What is needed here is an exact copy of every entry.

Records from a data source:
▼

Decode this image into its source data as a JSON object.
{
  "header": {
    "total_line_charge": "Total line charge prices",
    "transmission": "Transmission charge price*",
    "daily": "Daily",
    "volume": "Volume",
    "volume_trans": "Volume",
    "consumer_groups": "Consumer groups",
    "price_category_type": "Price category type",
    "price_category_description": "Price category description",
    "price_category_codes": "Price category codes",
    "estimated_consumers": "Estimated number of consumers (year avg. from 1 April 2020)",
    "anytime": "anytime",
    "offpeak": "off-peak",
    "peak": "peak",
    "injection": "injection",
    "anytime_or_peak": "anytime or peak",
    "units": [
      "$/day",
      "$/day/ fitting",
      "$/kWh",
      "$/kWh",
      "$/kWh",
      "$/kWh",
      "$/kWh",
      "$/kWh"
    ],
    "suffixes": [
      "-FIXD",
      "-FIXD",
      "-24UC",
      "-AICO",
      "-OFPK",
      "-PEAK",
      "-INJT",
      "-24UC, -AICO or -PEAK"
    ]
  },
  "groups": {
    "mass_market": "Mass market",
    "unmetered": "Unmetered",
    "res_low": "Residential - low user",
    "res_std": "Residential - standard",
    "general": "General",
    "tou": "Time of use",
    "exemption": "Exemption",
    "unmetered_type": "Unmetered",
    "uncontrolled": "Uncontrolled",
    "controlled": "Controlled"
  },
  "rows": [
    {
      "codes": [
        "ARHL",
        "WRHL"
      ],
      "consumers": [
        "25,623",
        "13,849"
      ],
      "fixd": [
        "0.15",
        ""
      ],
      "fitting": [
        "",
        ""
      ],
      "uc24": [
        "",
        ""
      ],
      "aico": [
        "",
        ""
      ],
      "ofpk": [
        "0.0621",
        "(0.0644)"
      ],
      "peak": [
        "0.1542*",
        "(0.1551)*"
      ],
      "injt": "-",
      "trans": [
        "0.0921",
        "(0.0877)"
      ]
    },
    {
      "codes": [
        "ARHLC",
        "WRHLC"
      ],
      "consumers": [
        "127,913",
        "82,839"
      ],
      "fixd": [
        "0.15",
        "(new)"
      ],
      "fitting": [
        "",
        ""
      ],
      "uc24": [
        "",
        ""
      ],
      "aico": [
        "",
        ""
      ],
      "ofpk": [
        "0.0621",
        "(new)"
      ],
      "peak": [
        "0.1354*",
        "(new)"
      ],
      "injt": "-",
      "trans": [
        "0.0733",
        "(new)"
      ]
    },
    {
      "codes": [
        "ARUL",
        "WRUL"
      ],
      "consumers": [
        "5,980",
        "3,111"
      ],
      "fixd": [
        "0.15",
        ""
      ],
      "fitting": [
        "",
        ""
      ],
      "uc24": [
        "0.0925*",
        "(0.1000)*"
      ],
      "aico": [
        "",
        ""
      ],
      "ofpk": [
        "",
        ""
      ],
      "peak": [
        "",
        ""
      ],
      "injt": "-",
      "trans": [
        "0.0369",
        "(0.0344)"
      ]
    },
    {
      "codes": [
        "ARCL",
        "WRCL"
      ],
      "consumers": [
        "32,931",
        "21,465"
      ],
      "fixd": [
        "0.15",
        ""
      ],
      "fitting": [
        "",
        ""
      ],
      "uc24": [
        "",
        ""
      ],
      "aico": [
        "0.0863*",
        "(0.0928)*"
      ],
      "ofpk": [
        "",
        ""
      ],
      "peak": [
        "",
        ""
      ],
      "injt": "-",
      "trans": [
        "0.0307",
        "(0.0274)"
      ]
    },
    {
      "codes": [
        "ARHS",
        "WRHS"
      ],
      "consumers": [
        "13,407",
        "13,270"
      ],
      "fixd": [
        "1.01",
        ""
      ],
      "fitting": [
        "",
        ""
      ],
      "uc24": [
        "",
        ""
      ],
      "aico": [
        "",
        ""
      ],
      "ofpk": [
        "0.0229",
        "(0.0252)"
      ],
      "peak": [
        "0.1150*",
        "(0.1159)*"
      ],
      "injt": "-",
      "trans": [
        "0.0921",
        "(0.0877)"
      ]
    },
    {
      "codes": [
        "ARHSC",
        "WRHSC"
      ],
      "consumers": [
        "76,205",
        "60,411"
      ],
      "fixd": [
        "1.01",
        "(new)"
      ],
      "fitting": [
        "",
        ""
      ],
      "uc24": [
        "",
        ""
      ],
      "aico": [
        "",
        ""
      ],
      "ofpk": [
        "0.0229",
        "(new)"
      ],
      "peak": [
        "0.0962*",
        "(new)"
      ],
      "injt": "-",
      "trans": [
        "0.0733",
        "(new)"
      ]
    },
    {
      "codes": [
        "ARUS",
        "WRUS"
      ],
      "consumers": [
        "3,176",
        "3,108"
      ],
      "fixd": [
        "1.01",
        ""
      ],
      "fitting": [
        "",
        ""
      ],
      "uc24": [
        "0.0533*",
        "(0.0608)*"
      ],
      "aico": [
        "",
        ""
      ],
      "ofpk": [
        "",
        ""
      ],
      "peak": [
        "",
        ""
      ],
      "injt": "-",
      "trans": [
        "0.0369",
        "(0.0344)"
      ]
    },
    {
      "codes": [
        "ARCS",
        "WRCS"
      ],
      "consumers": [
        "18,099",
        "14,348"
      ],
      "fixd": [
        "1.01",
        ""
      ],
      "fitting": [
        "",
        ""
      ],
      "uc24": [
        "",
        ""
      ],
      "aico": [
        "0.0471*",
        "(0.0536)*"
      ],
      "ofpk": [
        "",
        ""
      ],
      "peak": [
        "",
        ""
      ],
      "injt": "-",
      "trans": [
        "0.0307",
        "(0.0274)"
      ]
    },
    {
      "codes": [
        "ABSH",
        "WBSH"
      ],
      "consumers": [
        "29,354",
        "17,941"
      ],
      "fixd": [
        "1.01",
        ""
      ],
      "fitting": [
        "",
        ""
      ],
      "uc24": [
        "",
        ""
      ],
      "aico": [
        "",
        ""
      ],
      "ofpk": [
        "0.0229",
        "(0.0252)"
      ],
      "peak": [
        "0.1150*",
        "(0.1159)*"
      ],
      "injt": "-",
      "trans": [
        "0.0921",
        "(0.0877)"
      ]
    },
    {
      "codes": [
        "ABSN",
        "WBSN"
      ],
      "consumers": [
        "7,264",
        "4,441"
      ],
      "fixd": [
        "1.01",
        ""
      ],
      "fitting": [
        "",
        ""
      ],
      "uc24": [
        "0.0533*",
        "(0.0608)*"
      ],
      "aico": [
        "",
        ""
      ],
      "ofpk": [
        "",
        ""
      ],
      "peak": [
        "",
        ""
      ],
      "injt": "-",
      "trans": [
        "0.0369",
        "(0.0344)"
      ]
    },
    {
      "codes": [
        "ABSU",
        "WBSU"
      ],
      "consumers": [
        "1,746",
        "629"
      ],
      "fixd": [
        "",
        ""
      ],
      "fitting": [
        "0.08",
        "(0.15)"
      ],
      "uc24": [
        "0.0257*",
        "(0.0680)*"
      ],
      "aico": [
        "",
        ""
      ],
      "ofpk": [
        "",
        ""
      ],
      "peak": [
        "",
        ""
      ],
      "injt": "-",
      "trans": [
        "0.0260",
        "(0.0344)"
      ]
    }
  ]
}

▲

THE SOLUTION ::
Decode this image into its source data as a JSON object.
{
  "header": {
    "total_line_charge": "Total line charge prices",
    "transmission": "Transmission charge price*",
    "daily": "Daily",
    "volume": "Volume",
    "volume_trans": "Volume",
    "consumer_groups": "Consumer groups",
    "price_category_type": "Price category type",
    "price_category_description": "Price category description",
    "price_category_codes": "Price category codes",
    "estimated_consumers": "Estimated number of consumers (year avg. from 1 April 2020)",
    "anytime": "anytime",
    "offpeak": "off-peak",
    "peak": "peak",
    "injection": "injection",
    "anytime_or_peak": "anytime or peak",
    "units": [
      "$/day",
      "$/day/ fitting",
      "$/kWh",
      "$/kWh",
      "$/kWh",
      "$/kWh",
      "$/kWh",
      "$/kWh"
    ],
    "suffixes": [
      "-FIXD",
      "-FIXD",
      "-24UC",
      "-AICO",
      "-OFPK",
      "-PEAK",
      "-INJT",
      "-24UC, -AICO or -PEAK"
    ]
  },
  "groups": {
    "mass_market": "Mass market",
    "unmetered": "Unmetered",
    "res_low": "Residential - low user",
    "res_std": "Residential - standard",
    "general": "General",
    "tou": "Time of use",
    "exemption": "Exemption",
    "unmetered_type": "Unmetered",
    "uncontrolled": "Uncontrolled",
    "controlled": "Controlled"
  },
  "rows": [
    {
      "codes": [
        "ARHL",
        "WRHL"
      ],
      "consumers": [
        "25,623",
        "13,849"
      ],
      "fixd": [
        "0.15",
        ""
      ],
      "fitting": [
        "",
        ""
      ],
      "uc24": [
        "",
        ""
      ],
      "aico": [
        "",
        ""
      ],
      "ofpk": [
        "0.0621",
        "(0.0644)"
      ],
      "peak": [
        "0.1542*",
        "(0.1551)*"
      ],
      "injt": "-",
      "trans": [
        "0.0921",
        "(0.0877)"
      ]
    },
    {
      "codes": [
        "ARHLC",
        "WRHLC"
      ],
      "consumers": [
        "127,913",
        "82,839"
      ],
      "fixd": [
        "0.15",
        "(new)"
      ],
      "fitting": [
        "",
        ""
      ],
      "uc24": [
        "",
        ""
      ],
      "aico": [
        "",
        ""
      ],
      "ofpk": [
        "0.0621",
        "(new)"
      ],
      "peak": [
        "0.1354*",
        "(new)"
      ],
      "injt": "-",
      "trans": [
        "0.0733",
        "(new)"
      ]
    },
    {
      "codes": [
        "ARUL",
        "WRUL"
      ],
      "consumers": [
        "5,980",
        "3,111"
      ],
      "fixd": [
        "0.15",
        ""
      ],
      "fitting": [
        "",
        ""
      ],
      "uc24": [
        "0.0925*",
        "(0.1000)*"
      ],
      "aico": [
        "",
        ""
      ],
      "ofpk": [
        "",
        ""
      ],
      "peak": [
        "",
        ""
      ],
      "injt": "-",
      "trans": [
        "0.0369",
        "(0.0344)"
      ]
    },
    {
      "codes": [
        "ARCL",
        "WRCL"
      ],
      "consumers": [
        "32,931",
        "21,465"
      ],
      "fixd": [
        "0.15",
        ""
      ],
      "fitting": [
        "",
        ""
      ],
      "uc24": [
        "",
        ""
      ],
      "aico": [
        "0.0863*",
        "(0.0928)*"
      ],
      "ofpk": [
        "",
        ""
      ],
      "peak": [
        "",
        ""
      ],
      "injt": "-",
      "trans": [
        "0.0307",
        "(0.0274)"
      ]
    },
    {
      "codes": [
        "ARHS",
        "WRHS"
      ],
      "consumers": [
        "13,407",
        "13,270"
      ],
      "fixd": [
        "1.01",
        ""
      ],
      "fitting": [
        "",
        ""
      ],
      "uc24": [
        "",
        ""
      ],
      "aico": [
        "",
        ""
      ],
      "ofpk": [
        "0.0229",
        "(0.0252)"
      ],
      "peak": [
        "0.1150*",
        "(0.1159)*"
      ],
      "injt": "-",
      "trans": [
        "0.0921",
        "(0.0877)"
      ]
    },
    {
      "codes": [
        "ARHSC",
        "WRHSC"
      ],
      "consumers": [
        "76,205",
        "60,411"
      ],
      "fixd": [
        "1.01",
        "(new)"
      ],
      "fitting": [
        "",
        ""
      ],
      "uc24": [
        "",
        ""
      ],
      "aico": [
        "",
        ""
      ],
      "ofpk": [
        "0.0229",
        "(new)"
      ],
      "peak": [
        "0.0962*",
        "(new)"
      ],
      "injt": "-",
      "trans": [
        "0.0733",
        "(new)"
      ]
    },
    {
      "codes": [
        "ARUS",
        "WRUS"
      ],
      "consumers": [
        "3,176",
        "3,108"
      ],
      "fixd": [
        "1.01",
        ""
      ],
      "fitting": [
        "",
        ""
      ],
      "uc24": [
        "0.0533*",
        "(0.0608)*"
      ],
      "aico": [
        "",
        ""
      ],
      "ofpk": [
        "",
        ""
      ],
      "peak": [
        "",
        ""
      ],
      "injt": "-",
      "trans": [
        "0.0369",
        "(0.0344)"
      ]
    },
    {
      "codes": [
        "ARCS",
        "WRCS"
      ],
      "consumers": [
        "18,099",
        "14,348"
      ],
      "fixd": [
        "1.01",
        ""
      ],
      "fitting": [
        "",
        ""
      ],
      "uc24": [
        "",
        ""
      ],
      "aico": [
        "0.0471*",
        "(0.0536)*"
      ],
      "ofpk": [
        "",
        ""
      ],
      "peak": [
        "",
        ""
      ],
      "injt": "-",
      "trans": [
        "0.0307",
        "(0.0274)"
      ]
    },
    {
      "codes": [
        "ABSH",
        "WBSH"
      ],
      "consumers": [
        "29,354",
        "17,941"
      ],
      "fixd": [
        "1.01",
        ""
      ],
      "fitting": [
        "",
        ""
      ],
      "uc24": [
        "",
        ""
      ],
      "aico": [
        "",
        ""
      ],
      "ofpk": [
        "0.0229",
        "(0.0252)"
      ],
      "peak": [
        "0.1150*",
        "(0.1159)*"
      ],
      "injt": "-",
      "trans": [
        "0.0921",
        "(0.0877)"
      ]
    },
    {
      "codes": [
        "ABSN",
        "WBSN"
      ],
      "consumers": [
        "7,264",
        "4,441"
      ],
      "fixd": [
        "1.01",
        ""
      ],
      "fitting": [
        "",
        ""
      ],
      "uc24": [
        "0.0533*",
        "(0.0608)*"
      ],
      "aico": [
        "",
        ""
      ],
      "ofpk": [
        "",
        ""
      ],
      "peak": [
        "",
        ""
      ],
      "injt": "-",
      "trans": [
        "0.0369",
        "(0.0344)"
      ]
    },
    {
      "codes": [
        "ABSU",
        "WBSU"
      ],
      "consumers": [
        "1,746",
        "629"
      ],
      "fixd": [
        "",
        ""
      ],
      "fitting": [
        "0.08",
        "(0.15)"
      ],
      "uc24": [
        "0.0257*",
        "(0.0680)*"
      ],
      "aico": [
        "",
        ""
      ],
      "ofpk": [
        "",
        ""
      ],
      "peak": [
        "",
        ""
      ],
      "injt": "-",
      "trans": [
        "0.0260",
        "(0.0344)"
      ]
    }
  ]
}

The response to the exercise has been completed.